• What you have to do
Show only lines that include "also".

━━━ Exercise inputs ━━━

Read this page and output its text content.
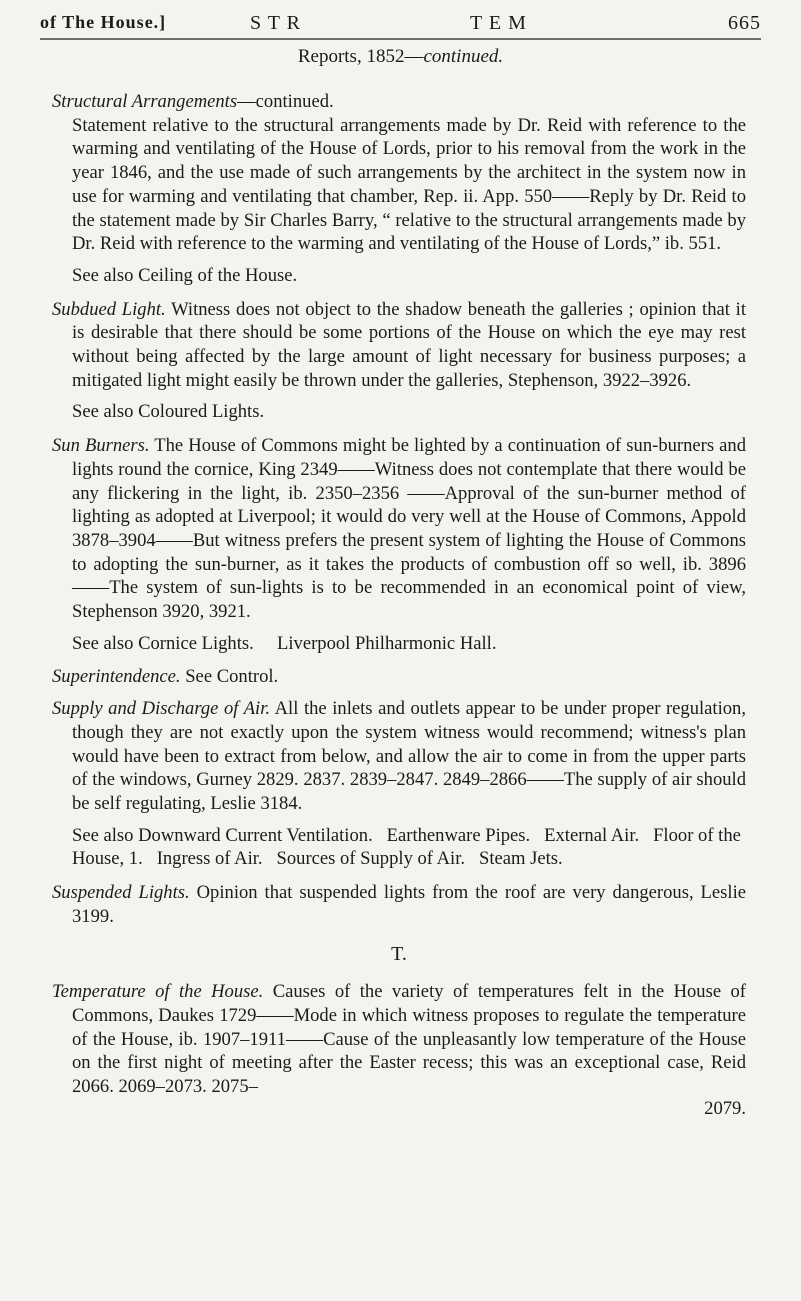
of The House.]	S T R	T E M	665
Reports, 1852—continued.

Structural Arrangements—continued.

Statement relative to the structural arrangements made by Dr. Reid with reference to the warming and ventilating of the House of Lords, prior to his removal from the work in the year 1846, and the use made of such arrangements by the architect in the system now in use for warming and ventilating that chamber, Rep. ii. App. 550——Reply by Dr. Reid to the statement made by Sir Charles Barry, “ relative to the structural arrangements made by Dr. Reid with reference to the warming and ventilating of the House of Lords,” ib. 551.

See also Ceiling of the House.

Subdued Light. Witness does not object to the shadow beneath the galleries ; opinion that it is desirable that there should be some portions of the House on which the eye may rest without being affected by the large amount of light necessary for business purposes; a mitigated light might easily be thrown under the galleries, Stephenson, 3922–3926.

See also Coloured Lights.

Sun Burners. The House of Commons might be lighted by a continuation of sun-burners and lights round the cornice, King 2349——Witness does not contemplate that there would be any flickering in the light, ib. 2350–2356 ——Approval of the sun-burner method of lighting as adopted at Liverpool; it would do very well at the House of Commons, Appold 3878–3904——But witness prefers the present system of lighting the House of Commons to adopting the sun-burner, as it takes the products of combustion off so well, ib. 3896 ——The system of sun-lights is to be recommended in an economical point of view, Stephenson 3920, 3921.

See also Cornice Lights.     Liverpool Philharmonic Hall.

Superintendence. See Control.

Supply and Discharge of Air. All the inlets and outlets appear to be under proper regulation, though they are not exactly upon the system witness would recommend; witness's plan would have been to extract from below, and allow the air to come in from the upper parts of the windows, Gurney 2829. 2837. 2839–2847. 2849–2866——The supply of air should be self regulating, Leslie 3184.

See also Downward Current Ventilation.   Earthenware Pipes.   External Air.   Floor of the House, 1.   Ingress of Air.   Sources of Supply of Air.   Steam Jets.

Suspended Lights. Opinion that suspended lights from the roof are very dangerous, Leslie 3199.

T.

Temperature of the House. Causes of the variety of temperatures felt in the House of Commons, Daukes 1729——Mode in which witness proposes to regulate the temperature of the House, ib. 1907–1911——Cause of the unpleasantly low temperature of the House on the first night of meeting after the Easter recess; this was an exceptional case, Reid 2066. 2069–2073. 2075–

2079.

━━━
━━━ Exercise inputs ━━━

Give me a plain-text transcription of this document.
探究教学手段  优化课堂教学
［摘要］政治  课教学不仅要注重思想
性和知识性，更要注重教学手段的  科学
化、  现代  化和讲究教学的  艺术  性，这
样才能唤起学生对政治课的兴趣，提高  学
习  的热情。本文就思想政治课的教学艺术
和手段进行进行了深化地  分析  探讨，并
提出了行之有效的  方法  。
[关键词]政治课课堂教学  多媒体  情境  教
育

━━━

• Task output
See also Ceiling of the House.
See also Coloured Lights.
See also Cornice Lights.     Liverpool Philharmonic Hall.
See also Downward Current Ventilation.   Earthenware Pipes.   External Air.   Floor of the House, 1.   Ingress of Air.   Sources of Supply of Air.   Steam Jets.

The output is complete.